**What is required**: Gather up every line that includes the string "source".

**Data to use**:
------------------------------------------------------------------------

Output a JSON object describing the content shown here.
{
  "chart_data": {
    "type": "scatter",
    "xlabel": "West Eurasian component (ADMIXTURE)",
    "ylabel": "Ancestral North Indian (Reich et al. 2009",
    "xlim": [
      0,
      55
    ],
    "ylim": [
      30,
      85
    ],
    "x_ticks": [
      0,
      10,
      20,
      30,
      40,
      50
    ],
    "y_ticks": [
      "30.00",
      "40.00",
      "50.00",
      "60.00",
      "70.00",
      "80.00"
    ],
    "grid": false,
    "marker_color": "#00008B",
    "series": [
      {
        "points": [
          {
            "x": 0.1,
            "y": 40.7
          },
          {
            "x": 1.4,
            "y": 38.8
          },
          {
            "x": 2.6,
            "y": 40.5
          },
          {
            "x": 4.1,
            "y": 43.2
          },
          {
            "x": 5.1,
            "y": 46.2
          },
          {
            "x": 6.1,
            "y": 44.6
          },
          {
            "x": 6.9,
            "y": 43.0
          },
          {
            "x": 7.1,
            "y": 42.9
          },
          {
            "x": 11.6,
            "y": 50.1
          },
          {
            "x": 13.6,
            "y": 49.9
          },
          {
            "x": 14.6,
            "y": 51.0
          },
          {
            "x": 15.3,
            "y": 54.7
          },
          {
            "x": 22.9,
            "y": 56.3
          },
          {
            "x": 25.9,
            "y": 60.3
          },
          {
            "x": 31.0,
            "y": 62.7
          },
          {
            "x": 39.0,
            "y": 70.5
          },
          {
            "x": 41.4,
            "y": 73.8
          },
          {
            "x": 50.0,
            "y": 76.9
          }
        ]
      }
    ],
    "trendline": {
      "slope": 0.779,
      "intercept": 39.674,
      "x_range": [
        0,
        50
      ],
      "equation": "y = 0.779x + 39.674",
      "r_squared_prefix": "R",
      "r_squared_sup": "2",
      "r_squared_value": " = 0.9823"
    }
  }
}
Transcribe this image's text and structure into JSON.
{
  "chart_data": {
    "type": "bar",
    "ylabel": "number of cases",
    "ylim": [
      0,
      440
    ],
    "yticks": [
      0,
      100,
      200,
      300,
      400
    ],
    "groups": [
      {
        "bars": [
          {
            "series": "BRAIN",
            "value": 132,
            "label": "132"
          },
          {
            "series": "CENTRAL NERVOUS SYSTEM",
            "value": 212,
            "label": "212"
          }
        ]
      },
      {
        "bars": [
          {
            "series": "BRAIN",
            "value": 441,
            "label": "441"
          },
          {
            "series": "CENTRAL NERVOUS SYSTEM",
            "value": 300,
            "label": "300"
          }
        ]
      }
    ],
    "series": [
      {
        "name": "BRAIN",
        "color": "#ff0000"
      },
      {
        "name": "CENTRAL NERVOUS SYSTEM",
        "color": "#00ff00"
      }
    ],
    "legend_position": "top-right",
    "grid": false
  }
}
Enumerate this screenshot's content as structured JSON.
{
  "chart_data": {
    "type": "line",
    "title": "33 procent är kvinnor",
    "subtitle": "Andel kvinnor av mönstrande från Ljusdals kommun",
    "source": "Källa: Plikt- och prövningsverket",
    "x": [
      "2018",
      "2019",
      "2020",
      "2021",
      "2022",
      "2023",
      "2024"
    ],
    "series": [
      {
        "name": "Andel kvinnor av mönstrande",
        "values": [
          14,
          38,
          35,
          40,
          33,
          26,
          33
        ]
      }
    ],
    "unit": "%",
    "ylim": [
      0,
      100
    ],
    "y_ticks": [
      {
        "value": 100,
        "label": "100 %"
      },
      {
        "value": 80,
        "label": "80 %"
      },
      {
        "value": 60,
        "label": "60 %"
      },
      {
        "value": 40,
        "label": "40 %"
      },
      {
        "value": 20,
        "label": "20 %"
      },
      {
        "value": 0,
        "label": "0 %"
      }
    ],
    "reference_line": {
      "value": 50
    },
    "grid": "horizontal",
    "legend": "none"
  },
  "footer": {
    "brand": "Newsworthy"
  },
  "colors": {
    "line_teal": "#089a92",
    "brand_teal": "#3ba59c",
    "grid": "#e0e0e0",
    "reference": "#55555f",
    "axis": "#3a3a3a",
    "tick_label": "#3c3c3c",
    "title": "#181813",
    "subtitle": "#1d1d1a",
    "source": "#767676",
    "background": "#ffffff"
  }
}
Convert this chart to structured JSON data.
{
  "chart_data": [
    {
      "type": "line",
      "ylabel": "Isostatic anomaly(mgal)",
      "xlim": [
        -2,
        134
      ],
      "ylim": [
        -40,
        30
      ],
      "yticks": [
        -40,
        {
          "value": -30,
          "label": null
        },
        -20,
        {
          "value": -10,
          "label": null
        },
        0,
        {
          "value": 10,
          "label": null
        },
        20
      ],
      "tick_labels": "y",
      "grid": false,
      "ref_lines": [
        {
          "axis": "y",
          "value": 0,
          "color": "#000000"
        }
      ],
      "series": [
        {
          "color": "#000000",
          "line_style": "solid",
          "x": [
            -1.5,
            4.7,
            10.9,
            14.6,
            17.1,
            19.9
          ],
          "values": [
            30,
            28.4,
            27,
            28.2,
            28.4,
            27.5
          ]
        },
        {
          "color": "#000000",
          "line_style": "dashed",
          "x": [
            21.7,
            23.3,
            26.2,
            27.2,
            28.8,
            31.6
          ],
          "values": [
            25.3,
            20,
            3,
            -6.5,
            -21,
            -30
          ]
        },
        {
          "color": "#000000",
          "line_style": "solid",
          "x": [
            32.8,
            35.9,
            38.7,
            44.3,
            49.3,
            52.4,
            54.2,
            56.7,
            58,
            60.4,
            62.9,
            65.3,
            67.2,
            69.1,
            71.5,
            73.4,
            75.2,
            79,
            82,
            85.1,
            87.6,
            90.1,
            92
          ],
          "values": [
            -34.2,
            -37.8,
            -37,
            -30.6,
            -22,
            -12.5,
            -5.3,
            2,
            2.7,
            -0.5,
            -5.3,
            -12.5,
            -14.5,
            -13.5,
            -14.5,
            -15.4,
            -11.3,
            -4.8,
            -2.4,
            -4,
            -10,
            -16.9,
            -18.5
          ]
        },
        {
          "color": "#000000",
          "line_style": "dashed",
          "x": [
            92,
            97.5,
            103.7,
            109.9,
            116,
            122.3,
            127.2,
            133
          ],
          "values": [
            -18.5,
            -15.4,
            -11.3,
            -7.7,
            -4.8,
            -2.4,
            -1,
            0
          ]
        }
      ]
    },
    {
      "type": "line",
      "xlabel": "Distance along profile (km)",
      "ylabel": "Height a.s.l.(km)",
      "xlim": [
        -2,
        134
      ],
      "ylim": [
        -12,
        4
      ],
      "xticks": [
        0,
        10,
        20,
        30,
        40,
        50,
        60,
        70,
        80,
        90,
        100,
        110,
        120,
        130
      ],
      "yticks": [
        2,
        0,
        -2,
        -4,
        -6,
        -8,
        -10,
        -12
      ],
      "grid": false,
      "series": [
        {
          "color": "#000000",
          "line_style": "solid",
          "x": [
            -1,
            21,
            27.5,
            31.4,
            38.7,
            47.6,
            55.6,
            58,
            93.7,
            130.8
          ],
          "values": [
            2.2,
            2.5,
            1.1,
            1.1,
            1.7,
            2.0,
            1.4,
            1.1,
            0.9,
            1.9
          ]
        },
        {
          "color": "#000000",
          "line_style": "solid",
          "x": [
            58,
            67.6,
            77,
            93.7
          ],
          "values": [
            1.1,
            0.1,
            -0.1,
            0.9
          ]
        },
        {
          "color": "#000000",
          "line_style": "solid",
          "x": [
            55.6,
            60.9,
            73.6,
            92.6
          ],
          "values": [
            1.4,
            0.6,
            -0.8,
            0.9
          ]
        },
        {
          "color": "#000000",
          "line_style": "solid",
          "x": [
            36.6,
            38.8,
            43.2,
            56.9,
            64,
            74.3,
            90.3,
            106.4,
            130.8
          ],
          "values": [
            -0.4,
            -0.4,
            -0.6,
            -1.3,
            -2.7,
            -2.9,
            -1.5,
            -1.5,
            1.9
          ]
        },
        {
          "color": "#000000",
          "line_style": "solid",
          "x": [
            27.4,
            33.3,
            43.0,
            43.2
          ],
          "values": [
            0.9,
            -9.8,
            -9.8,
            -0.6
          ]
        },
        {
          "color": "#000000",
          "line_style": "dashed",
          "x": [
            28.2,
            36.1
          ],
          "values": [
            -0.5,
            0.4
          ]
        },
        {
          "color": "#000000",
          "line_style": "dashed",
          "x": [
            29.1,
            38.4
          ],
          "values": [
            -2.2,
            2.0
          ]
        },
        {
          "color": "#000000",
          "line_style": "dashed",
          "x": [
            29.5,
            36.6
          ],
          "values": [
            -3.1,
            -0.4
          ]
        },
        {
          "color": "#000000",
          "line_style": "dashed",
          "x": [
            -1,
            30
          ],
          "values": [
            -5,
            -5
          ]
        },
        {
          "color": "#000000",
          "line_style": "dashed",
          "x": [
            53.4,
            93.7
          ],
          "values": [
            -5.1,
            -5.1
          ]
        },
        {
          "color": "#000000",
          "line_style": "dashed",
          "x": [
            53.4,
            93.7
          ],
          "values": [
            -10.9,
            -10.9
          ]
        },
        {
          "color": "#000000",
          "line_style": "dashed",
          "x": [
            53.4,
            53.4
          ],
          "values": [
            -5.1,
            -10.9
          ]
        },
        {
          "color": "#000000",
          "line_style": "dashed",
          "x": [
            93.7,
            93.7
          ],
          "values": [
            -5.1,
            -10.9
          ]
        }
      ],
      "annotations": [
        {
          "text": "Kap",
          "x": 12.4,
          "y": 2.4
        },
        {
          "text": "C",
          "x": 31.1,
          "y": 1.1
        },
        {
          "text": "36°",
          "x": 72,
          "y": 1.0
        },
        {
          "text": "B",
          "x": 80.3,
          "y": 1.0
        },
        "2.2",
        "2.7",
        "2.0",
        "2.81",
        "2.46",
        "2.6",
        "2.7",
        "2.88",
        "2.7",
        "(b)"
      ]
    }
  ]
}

------------------------------------------------------------------------

**Completed task**:
    "source": "Källa: Plikt- och prövningsverket",
    "source": "#767676",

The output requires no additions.